SET EXERCISE:
Count the lines in the items below that contain the word "bounding", matching case exactly. Reply with the number only.

________________________

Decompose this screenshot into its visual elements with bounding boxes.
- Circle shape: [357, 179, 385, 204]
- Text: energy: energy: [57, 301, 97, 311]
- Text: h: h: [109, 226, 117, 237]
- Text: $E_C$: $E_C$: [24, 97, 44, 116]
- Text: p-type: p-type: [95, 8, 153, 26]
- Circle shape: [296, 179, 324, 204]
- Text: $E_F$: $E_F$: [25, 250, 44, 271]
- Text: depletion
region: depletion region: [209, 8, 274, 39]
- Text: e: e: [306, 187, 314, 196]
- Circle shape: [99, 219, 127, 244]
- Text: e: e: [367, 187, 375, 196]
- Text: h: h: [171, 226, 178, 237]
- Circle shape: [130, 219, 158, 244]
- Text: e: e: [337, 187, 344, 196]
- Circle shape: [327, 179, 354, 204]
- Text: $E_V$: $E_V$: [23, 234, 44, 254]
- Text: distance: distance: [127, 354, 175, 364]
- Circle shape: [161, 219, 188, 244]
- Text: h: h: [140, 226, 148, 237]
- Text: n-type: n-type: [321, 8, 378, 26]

________________________

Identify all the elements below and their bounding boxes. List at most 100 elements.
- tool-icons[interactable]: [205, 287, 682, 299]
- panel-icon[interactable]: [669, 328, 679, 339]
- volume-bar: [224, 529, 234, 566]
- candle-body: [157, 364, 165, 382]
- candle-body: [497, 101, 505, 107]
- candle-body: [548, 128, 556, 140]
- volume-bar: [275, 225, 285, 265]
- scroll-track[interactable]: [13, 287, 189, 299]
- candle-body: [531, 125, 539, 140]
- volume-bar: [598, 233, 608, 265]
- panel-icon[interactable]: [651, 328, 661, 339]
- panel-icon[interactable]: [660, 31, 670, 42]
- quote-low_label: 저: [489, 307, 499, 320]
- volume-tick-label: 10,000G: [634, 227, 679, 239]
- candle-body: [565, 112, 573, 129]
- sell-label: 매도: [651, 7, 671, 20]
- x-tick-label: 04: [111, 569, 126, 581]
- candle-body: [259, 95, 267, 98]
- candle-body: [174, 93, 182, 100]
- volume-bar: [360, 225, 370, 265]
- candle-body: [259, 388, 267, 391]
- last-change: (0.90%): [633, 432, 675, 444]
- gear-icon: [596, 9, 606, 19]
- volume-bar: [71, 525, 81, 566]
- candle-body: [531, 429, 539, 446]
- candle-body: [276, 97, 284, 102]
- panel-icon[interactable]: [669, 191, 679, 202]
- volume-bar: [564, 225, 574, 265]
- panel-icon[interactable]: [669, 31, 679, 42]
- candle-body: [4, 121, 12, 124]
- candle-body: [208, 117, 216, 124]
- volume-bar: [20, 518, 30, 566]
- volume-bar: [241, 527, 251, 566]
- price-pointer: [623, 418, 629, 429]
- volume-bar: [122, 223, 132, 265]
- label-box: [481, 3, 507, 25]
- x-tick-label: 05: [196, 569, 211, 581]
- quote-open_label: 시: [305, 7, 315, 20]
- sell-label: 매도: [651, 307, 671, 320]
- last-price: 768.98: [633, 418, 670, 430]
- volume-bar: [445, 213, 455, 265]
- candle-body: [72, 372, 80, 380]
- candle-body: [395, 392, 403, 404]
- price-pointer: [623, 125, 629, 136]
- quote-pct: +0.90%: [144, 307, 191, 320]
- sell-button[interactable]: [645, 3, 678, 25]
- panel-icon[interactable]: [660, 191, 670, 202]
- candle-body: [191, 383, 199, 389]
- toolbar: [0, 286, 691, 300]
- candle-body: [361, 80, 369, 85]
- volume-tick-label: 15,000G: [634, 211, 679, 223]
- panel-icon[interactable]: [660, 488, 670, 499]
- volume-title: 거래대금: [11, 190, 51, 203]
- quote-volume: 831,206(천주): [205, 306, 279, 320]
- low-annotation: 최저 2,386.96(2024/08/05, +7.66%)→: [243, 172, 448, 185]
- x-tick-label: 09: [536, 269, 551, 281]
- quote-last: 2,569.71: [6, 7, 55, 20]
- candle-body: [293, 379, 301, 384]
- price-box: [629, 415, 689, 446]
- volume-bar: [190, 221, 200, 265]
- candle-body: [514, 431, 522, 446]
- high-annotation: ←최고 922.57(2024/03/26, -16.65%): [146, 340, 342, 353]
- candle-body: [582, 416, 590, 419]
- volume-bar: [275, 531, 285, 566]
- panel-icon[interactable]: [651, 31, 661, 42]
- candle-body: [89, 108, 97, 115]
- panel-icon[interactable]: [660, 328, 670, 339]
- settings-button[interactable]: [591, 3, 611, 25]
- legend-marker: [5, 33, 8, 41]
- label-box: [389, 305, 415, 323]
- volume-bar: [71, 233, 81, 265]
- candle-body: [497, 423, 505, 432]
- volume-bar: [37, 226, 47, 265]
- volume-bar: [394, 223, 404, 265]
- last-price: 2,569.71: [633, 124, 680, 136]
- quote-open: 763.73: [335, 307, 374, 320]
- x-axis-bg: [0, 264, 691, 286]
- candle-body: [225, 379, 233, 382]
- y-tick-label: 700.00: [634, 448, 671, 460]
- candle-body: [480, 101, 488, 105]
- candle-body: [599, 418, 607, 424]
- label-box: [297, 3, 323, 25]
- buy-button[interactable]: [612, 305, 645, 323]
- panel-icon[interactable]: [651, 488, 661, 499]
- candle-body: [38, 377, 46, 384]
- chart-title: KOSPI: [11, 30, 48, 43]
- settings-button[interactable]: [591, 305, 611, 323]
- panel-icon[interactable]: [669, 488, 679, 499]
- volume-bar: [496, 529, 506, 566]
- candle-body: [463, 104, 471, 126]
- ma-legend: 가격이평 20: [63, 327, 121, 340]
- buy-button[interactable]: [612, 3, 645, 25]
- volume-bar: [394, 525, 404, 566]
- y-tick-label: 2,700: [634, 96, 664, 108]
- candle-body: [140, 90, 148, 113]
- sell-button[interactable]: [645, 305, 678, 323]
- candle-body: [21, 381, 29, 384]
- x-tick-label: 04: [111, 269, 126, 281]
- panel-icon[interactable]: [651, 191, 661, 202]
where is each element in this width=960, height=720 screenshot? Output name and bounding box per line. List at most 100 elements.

________________________

FULL SOLUTION:
3